Stored records:
┄┄┄┄┄┄
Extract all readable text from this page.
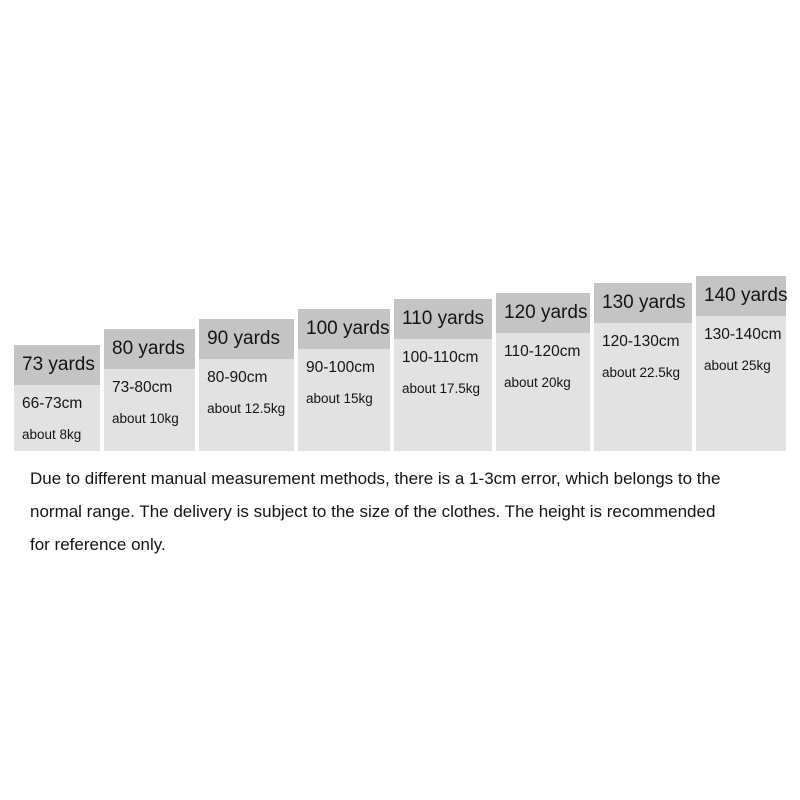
73 yards
66-73cm
about 8kg
80 yards
73-80cm
about 10kg
90 yards
80-90cm
about 12.5kg
100 yards
90-100cm
about 15kg
110 yards
100-110cm
about 17.5kg
120 yards
110-120cm
about 20kg
130 yards
120-130cm
about 22.5kg
140 yards
130-140cm
about 25kg
Due to different manual measurement methods, there is a 1-3cm error, which belongs to the normal range. The delivery is subject to the size of the clothes. The height is recommended for reference only.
┄┄┄┄┄┄
- [EXERCISE PROMPT]:
Give every line of the material that includes the string "about".

- [THE OUTPUT]:
about 8kg
about 10kg
about 12.5kg
about 15kg
about 17.5kg
about 20kg
about 22.5kg
about 25kg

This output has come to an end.